• O QUE SE PEDE
Digite de novo, sem mudar nada, as linhas a seguir: comece pela primeira e pare depois da que contém "verse-line: Ужель она", incluindo as duas.
______
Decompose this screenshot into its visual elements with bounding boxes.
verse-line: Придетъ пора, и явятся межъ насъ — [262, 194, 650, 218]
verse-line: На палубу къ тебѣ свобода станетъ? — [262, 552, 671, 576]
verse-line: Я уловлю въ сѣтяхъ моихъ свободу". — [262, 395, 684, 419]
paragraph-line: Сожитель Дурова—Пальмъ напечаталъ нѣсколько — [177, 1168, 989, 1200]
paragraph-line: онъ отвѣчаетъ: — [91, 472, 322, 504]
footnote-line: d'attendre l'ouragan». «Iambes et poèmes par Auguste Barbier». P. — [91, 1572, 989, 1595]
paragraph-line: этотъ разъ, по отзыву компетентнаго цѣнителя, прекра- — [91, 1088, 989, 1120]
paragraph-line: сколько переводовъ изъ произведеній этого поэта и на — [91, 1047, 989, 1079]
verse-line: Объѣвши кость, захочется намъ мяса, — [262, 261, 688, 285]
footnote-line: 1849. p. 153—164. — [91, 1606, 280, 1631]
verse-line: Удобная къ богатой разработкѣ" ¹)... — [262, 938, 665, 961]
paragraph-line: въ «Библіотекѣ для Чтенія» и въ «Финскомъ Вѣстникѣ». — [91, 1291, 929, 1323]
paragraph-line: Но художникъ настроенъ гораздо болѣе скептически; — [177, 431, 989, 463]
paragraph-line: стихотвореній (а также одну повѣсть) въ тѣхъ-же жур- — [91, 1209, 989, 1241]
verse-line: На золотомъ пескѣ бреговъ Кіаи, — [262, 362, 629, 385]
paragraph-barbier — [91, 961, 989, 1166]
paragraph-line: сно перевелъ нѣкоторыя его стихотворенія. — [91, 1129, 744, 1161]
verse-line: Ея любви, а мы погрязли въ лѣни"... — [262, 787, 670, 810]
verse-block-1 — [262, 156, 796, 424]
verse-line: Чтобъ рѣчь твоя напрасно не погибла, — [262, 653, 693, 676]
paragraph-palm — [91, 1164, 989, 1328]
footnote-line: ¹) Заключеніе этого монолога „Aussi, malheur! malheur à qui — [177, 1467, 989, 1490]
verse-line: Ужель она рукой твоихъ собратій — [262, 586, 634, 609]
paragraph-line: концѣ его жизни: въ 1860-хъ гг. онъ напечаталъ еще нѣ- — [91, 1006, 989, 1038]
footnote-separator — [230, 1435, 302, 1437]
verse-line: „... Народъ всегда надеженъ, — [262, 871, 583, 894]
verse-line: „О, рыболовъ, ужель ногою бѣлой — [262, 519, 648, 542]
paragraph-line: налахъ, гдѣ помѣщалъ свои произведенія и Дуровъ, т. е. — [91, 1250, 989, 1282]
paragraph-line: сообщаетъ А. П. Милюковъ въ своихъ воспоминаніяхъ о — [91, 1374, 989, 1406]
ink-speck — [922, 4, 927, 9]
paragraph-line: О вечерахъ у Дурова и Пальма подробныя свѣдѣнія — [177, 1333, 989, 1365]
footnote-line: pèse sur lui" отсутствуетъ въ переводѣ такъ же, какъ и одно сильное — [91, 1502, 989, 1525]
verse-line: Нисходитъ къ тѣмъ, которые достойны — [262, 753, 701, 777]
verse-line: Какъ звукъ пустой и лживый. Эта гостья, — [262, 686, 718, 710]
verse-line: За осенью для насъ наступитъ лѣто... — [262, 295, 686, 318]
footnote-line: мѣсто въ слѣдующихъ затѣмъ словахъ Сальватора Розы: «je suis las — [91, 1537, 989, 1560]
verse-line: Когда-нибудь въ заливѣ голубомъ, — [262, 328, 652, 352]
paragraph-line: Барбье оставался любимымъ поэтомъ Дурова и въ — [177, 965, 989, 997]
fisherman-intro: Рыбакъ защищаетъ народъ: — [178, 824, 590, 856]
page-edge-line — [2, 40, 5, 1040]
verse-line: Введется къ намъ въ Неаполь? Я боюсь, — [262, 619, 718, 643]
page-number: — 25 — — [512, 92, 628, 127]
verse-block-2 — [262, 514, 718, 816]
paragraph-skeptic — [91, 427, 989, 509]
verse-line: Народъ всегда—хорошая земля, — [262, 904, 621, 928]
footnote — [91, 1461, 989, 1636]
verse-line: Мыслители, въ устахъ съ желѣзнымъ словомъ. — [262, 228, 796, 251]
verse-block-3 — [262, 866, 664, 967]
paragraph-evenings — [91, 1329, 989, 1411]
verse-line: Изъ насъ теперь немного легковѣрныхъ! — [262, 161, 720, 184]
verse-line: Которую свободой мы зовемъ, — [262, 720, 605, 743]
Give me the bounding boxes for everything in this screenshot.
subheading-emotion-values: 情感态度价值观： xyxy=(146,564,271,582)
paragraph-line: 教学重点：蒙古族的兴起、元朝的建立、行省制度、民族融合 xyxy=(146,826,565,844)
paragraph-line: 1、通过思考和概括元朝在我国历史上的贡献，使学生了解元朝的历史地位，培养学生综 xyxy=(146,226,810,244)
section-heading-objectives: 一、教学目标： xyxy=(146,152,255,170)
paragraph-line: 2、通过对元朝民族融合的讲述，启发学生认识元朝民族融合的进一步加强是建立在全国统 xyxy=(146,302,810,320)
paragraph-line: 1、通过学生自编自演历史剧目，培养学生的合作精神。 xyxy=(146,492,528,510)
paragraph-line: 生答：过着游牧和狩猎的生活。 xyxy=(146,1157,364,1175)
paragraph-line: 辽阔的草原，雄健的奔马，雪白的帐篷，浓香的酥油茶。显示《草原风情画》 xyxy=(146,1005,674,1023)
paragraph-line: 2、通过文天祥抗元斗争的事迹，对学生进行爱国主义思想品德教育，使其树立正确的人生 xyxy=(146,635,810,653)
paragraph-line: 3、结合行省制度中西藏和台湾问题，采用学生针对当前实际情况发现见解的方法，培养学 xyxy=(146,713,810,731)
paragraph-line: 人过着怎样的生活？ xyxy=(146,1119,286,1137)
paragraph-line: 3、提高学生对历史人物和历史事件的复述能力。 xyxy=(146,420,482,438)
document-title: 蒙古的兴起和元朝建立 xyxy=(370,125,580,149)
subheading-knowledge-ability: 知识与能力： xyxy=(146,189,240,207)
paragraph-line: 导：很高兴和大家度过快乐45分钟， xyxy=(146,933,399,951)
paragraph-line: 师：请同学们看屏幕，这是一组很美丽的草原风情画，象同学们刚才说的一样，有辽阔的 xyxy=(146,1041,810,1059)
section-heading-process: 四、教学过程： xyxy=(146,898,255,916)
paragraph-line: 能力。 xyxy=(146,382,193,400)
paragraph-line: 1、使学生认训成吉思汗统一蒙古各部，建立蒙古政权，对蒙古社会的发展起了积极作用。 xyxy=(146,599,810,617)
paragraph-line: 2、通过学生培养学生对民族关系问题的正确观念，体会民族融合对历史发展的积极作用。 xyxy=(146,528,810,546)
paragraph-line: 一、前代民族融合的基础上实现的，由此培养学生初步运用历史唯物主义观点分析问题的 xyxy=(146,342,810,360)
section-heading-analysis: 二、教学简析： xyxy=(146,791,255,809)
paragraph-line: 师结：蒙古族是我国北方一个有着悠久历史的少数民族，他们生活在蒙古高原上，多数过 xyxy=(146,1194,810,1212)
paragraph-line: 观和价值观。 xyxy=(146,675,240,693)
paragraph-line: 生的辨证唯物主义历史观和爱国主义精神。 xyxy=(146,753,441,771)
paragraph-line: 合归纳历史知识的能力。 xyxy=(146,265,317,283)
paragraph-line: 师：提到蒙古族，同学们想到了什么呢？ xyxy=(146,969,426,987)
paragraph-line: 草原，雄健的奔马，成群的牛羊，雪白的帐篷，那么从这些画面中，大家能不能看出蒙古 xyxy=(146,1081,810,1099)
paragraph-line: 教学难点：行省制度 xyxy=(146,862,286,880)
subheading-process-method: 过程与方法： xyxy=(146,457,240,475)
______
• RESPOSTA DA TAREFA
Decompose this screenshot into its visual elements with bounding boxes.
verse-line: Придетъ пора, и явятся межъ насъ — [262, 194, 650, 218]
verse-line: На палубу къ тебѣ свобода станетъ? — [262, 552, 671, 576]
verse-line: Я уловлю въ сѣтяхъ моихъ свободу". — [262, 395, 684, 419]
paragraph-line: Сожитель Дурова—Пальмъ напечаталъ нѣсколько — [177, 1168, 989, 1200]
paragraph-line: онъ отвѣчаетъ: — [91, 472, 322, 504]
footnote-line: d'attendre l'ouragan». «Iambes et poèmes par Auguste Barbier». P. — [91, 1572, 989, 1595]
paragraph-line: этотъ разъ, по отзыву компетентнаго цѣнителя, прекра- — [91, 1088, 989, 1120]
paragraph-line: сколько переводовъ изъ произведеній этого поэта и на — [91, 1047, 989, 1079]
verse-line: Объѣвши кость, захочется намъ мяса, — [262, 261, 688, 285]
footnote-line: 1849. p. 153—164. — [91, 1606, 280, 1631]
verse-line: Удобная къ богатой разработкѣ" ¹)... — [262, 938, 665, 961]
paragraph-line: въ «Библіотекѣ для Чтенія» и въ «Финскомъ Вѣстникѣ». — [91, 1291, 929, 1323]
paragraph-line: Но художникъ настроенъ гораздо болѣе скептически; — [177, 431, 989, 463]
paragraph-line: стихотвореній (а также одну повѣсть) въ тѣхъ-же жур- — [91, 1209, 989, 1241]
verse-line: На золотомъ пескѣ бреговъ Кіаи, — [262, 362, 629, 385]
paragraph-barbier — [91, 961, 989, 1166]
paragraph-line: сно перевелъ нѣкоторыя его стихотворенія. — [91, 1129, 744, 1161]
verse-line: Ея любви, а мы погрязли въ лѣни"... — [262, 787, 670, 810]
verse-block-1 — [262, 156, 796, 424]
verse-line: Чтобъ рѣчь твоя напрасно не погибла, — [262, 653, 693, 676]
paragraph-palm — [91, 1164, 989, 1328]
footnote-line: ¹) Заключеніе этого монолога „Aussi, malheur! malheur à qui — [177, 1467, 989, 1490]
verse-line: Ужель она рукой твоихъ собратій — [262, 586, 634, 609]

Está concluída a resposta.